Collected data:
+ + + +

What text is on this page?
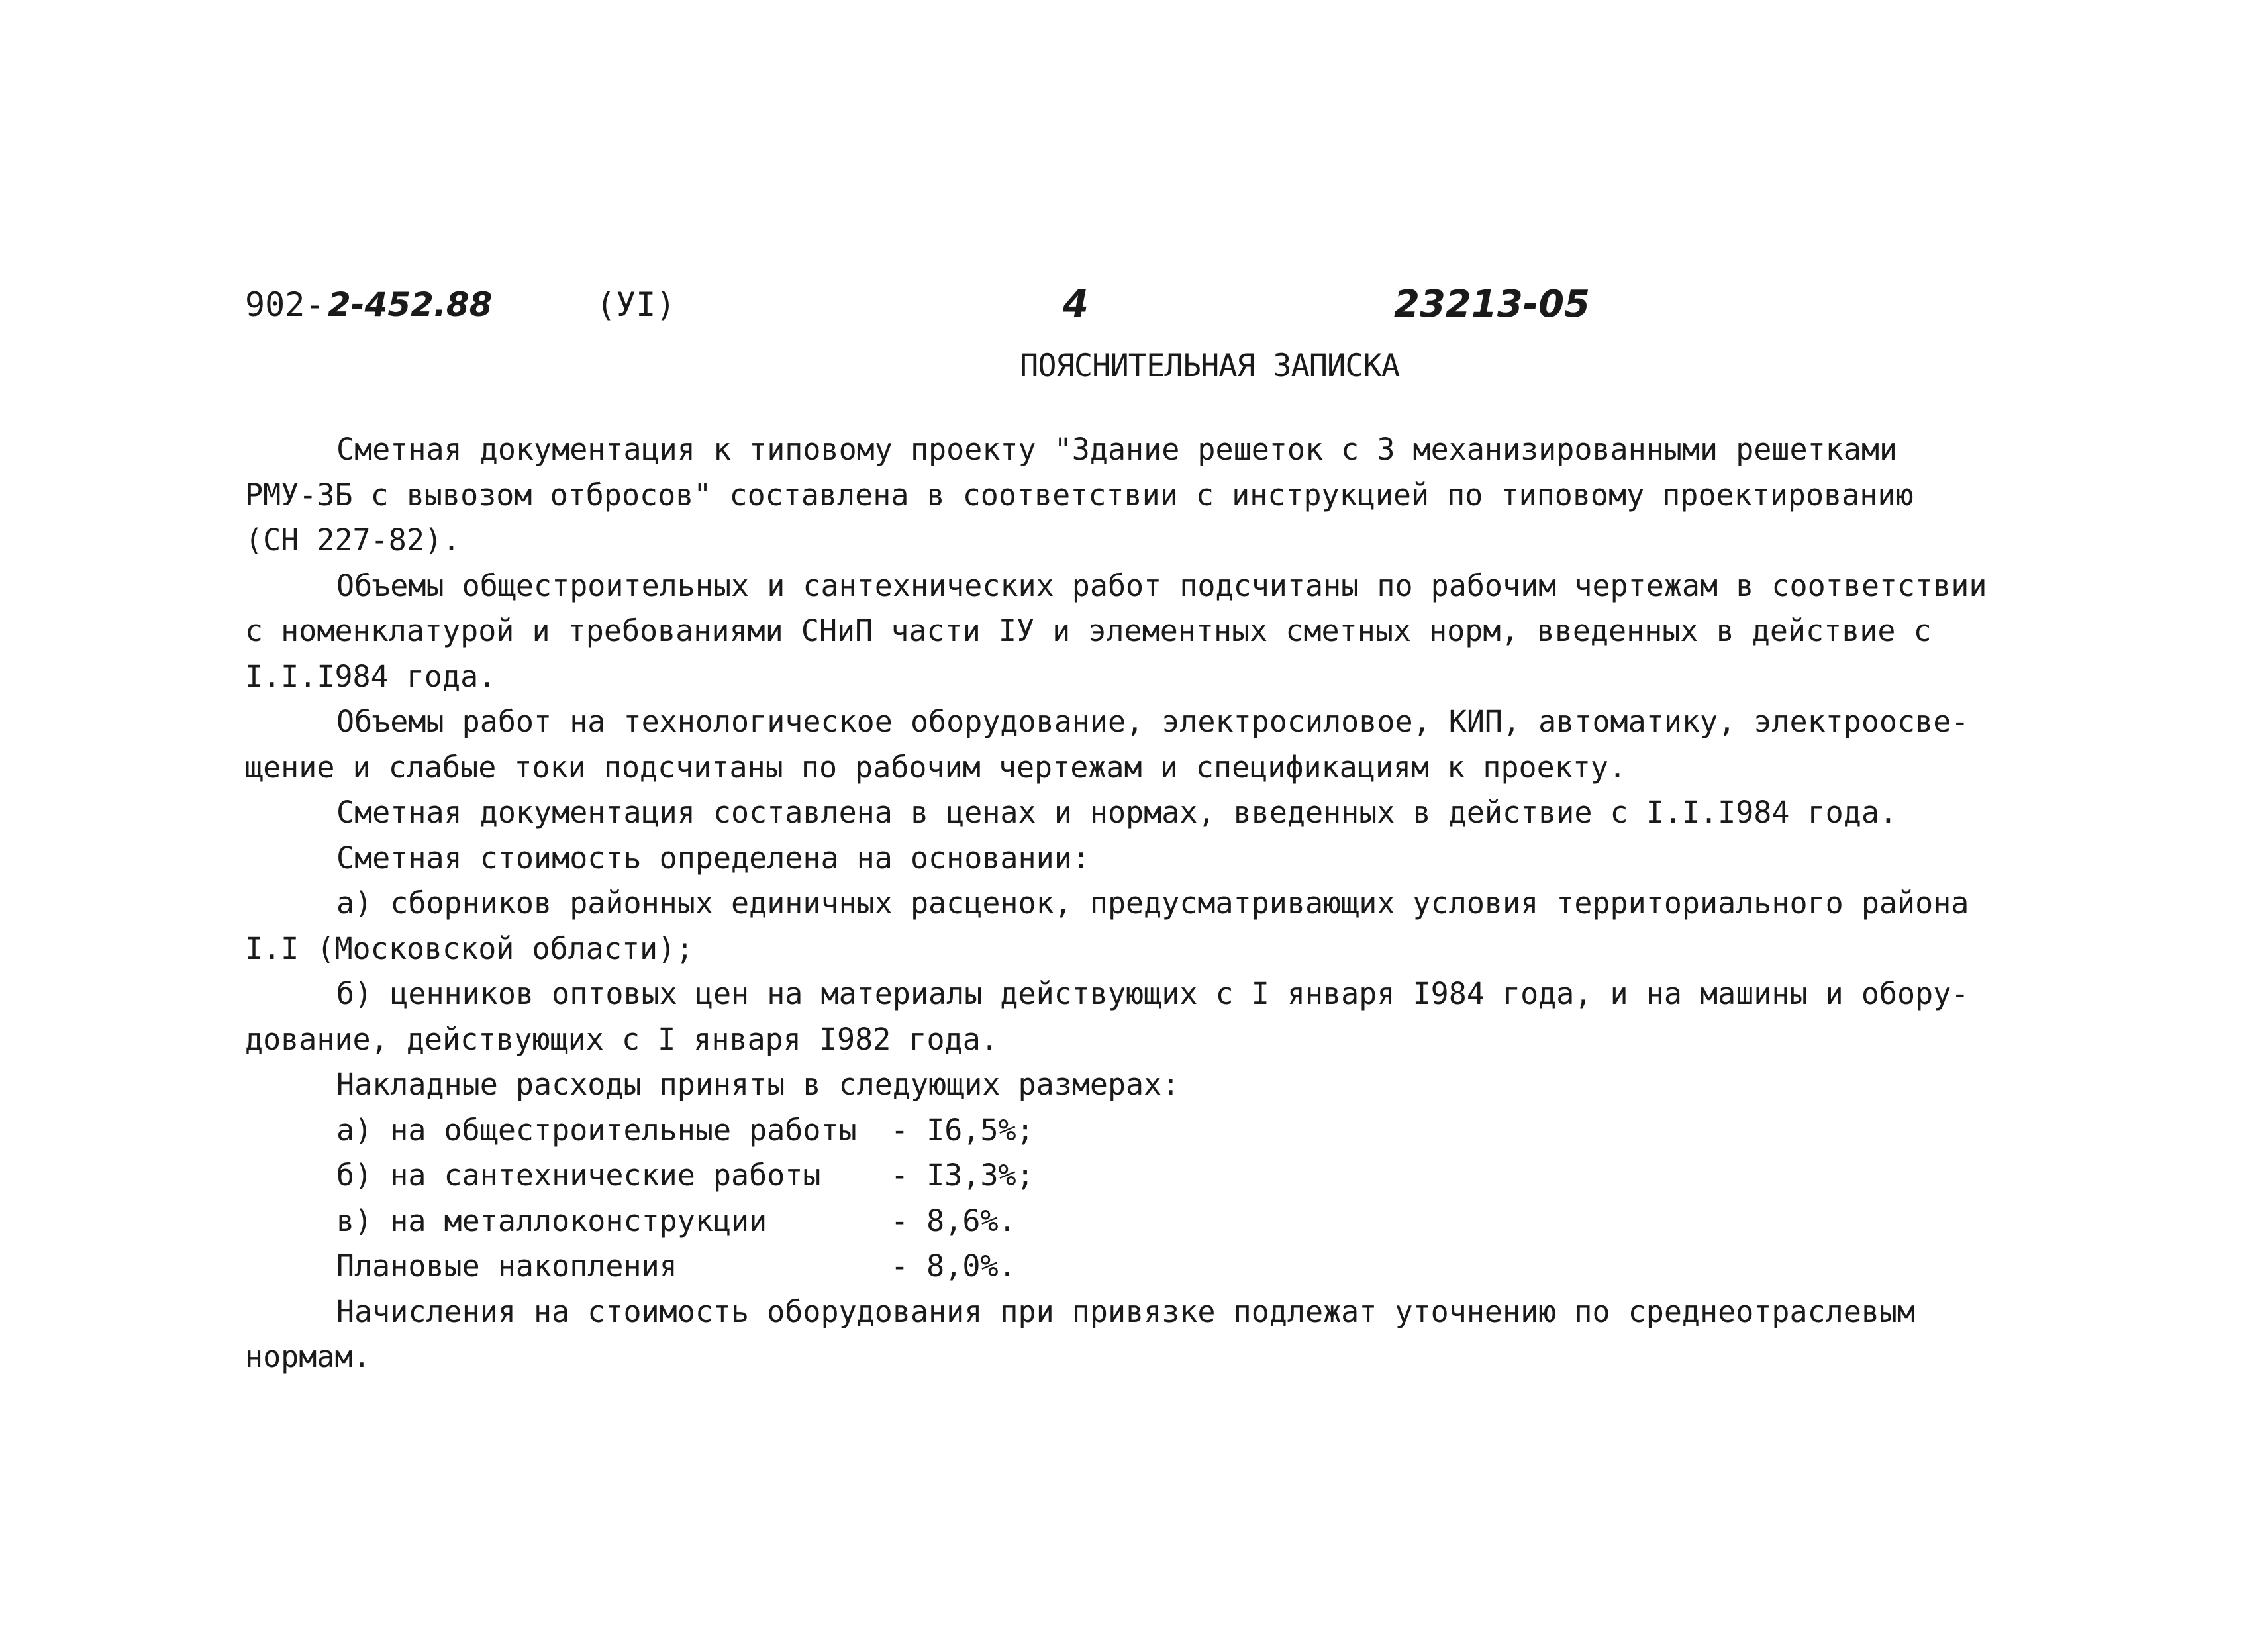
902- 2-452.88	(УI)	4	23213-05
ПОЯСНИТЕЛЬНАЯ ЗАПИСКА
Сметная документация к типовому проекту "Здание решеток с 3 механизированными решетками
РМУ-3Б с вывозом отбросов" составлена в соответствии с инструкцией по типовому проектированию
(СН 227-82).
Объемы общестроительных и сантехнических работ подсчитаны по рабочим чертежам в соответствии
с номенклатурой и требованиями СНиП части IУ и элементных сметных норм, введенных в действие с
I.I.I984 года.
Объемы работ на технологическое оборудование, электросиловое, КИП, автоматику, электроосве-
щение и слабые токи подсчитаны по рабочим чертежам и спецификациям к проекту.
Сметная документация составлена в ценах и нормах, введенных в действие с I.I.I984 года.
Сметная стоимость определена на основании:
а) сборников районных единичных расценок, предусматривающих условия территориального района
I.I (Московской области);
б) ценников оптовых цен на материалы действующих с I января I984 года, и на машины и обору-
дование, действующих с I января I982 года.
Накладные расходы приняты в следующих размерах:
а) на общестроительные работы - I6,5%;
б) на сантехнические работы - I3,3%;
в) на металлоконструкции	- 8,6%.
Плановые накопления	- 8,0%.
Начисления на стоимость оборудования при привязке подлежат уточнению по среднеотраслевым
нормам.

+ + + +

### Exercise aim:
Reproduce every record above exactly, omitting the pictures.

### Exercise response:
What text is on this page?
902- 2-452.88	(УI)	4	23213-05
ПОЯСНИТЕЛЬНАЯ ЗАПИСКА
Сметная документация к типовому проекту "Здание решеток с 3 механизированными решетками
РМУ-3Б с вывозом отбросов" составлена в соответствии с инструкцией по типовому проектированию
(СН 227-82).
Объемы общестроительных и сантехнических работ подсчитаны по рабочим чертежам в соответствии
с номенклатурой и требованиями СНиП части IУ и элементных сметных норм, введенных в действие с
I.I.I984 года.
Объемы работ на технологическое оборудование, электросиловое, КИП, автоматику, электроосве-
щение и слабые токи подсчитаны по рабочим чертежам и спецификациям к проекту.
Сметная документация составлена в ценах и нормах, введенных в действие с I.I.I984 года.
Сметная стоимость определена на основании:
а) сборников районных единичных расценок, предусматривающих условия территориального района
I.I (Московской области);
б) ценников оптовых цен на материалы действующих с I января I984 года, и на машины и обору-
дование, действующих с I января I982 года.
Накладные расходы приняты в следующих размерах:
а) на общестроительные работы - I6,5%;
б) на сантехнические работы - I3,3%;
в) на металлоконструкции	- 8,6%.
Плановые накопления	- 8,0%.
Начисления на стоимость оборудования при привязке подлежат уточнению по среднеотраслевым
нормам.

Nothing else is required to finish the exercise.